Collected data:

>> BEGIN

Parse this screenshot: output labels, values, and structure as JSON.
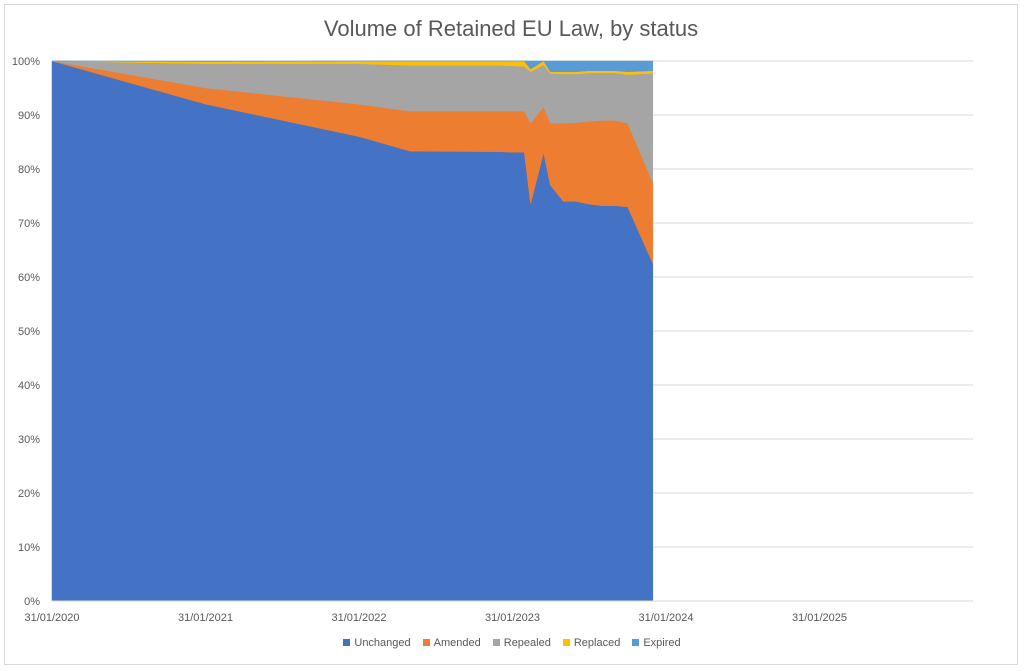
{
  "chart_data": {
    "type": "area",
    "stacked": "percent",
    "title": "Volume of Retained EU Law, by status",
    "xlabel": "",
    "ylabel": "",
    "x_ticks": [
      "31/01/2020",
      "31/01/2021",
      "31/01/2022",
      "31/01/2023",
      "31/01/2024",
      "31/01/2025"
    ],
    "y_ticks": [
      "0%",
      "10%",
      "20%",
      "30%",
      "40%",
      "50%",
      "60%",
      "70%",
      "80%",
      "90%",
      "100%"
    ],
    "xlim": [
      "2020-01-31",
      "2026-01-31"
    ],
    "ylim": [
      0,
      100
    ],
    "grid": "horizontal",
    "legend_position": "bottom",
    "x": [
      "2020-01-31",
      "2021-01-31",
      "2022-01-31",
      "2022-06-01",
      "2022-12-31",
      "2023-01-31",
      "2023-02-28",
      "2023-03-15",
      "2023-04-15",
      "2023-05-01",
      "2023-06-01",
      "2023-07-01",
      "2023-08-01",
      "2023-09-01",
      "2023-10-01",
      "2023-11-01",
      "2023-12-31"
    ],
    "series": [
      {
        "name": "Unchanged",
        "color": "#4472C4",
        "values": [
          100,
          92,
          86,
          83.3,
          83.2,
          83.1,
          83.1,
          73.5,
          83,
          77,
          74,
          74,
          73.5,
          73.2,
          73.2,
          73.0,
          62.5
        ]
      },
      {
        "name": "Amended",
        "color": "#ED7D31",
        "values": [
          0,
          3,
          6,
          7.4,
          7.5,
          7.6,
          7.6,
          15,
          8.5,
          11.5,
          14.5,
          14.6,
          15.3,
          15.8,
          15.8,
          15.5,
          15.0
        ]
      },
      {
        "name": "Repealed",
        "color": "#A5A5A5",
        "values": [
          0,
          4.5,
          7.5,
          8.5,
          8.5,
          8.4,
          8.3,
          9.5,
          7.8,
          9.2,
          9.1,
          9.0,
          9.0,
          8.8,
          8.8,
          9.0,
          20.2
        ]
      },
      {
        "name": "Replaced",
        "color": "#FFC000",
        "values": [
          0,
          0.4,
          0.5,
          0.8,
          0.8,
          0.9,
          1.0,
          0.5,
          0.7,
          0.3,
          0.4,
          0.4,
          0.4,
          0.4,
          0.4,
          0.5,
          0.5
        ]
      },
      {
        "name": "Expired",
        "color": "#5B9BD5",
        "values": [
          0,
          0.1,
          0,
          0,
          0,
          0,
          0,
          1.5,
          0,
          2.0,
          2.0,
          2.0,
          1.8,
          1.8,
          1.8,
          2.0,
          1.8
        ]
      }
    ]
  }
}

>> END

Work to complete:
Reproduce the entries above exactly. Do not include the images.

Solved exercise:
Parse this screenshot: output labels, values, and structure as JSON.
{
  "chart_data": {
    "type": "area",
    "stacked": "percent",
    "title": "Volume of Retained EU Law, by status",
    "xlabel": "",
    "ylabel": "",
    "x_ticks": [
      "31/01/2020",
      "31/01/2021",
      "31/01/2022",
      "31/01/2023",
      "31/01/2024",
      "31/01/2025"
    ],
    "y_ticks": [
      "0%",
      "10%",
      "20%",
      "30%",
      "40%",
      "50%",
      "60%",
      "70%",
      "80%",
      "90%",
      "100%"
    ],
    "xlim": [
      "2020-01-31",
      "2026-01-31"
    ],
    "ylim": [
      0,
      100
    ],
    "grid": "horizontal",
    "legend_position": "bottom",
    "x": [
      "2020-01-31",
      "2021-01-31",
      "2022-01-31",
      "2022-06-01",
      "2022-12-31",
      "2023-01-31",
      "2023-02-28",
      "2023-03-15",
      "2023-04-15",
      "2023-05-01",
      "2023-06-01",
      "2023-07-01",
      "2023-08-01",
      "2023-09-01",
      "2023-10-01",
      "2023-11-01",
      "2023-12-31"
    ],
    "series": [
      {
        "name": "Unchanged",
        "color": "#4472C4",
        "values": [
          100,
          92,
          86,
          83.3,
          83.2,
          83.1,
          83.1,
          73.5,
          83,
          77,
          74,
          74,
          73.5,
          73.2,
          73.2,
          73.0,
          62.5
        ]
      },
      {
        "name": "Amended",
        "color": "#ED7D31",
        "values": [
          0,
          3,
          6,
          7.4,
          7.5,
          7.6,
          7.6,
          15,
          8.5,
          11.5,
          14.5,
          14.6,
          15.3,
          15.8,
          15.8,
          15.5,
          15.0
        ]
      },
      {
        "name": "Repealed",
        "color": "#A5A5A5",
        "values": [
          0,
          4.5,
          7.5,
          8.5,
          8.5,
          8.4,
          8.3,
          9.5,
          7.8,
          9.2,
          9.1,
          9.0,
          9.0,
          8.8,
          8.8,
          9.0,
          20.2
        ]
      },
      {
        "name": "Replaced",
        "color": "#FFC000",
        "values": [
          0,
          0.4,
          0.5,
          0.8,
          0.8,
          0.9,
          1.0,
          0.5,
          0.7,
          0.3,
          0.4,
          0.4,
          0.4,
          0.4,
          0.4,
          0.5,
          0.5
        ]
      },
      {
        "name": "Expired",
        "color": "#5B9BD5",
        "values": [
          0,
          0.1,
          0,
          0,
          0,
          0,
          0,
          1.5,
          0,
          2.0,
          2.0,
          2.0,
          1.8,
          1.8,
          1.8,
          2.0,
          1.8
        ]
      }
    ]
  }
}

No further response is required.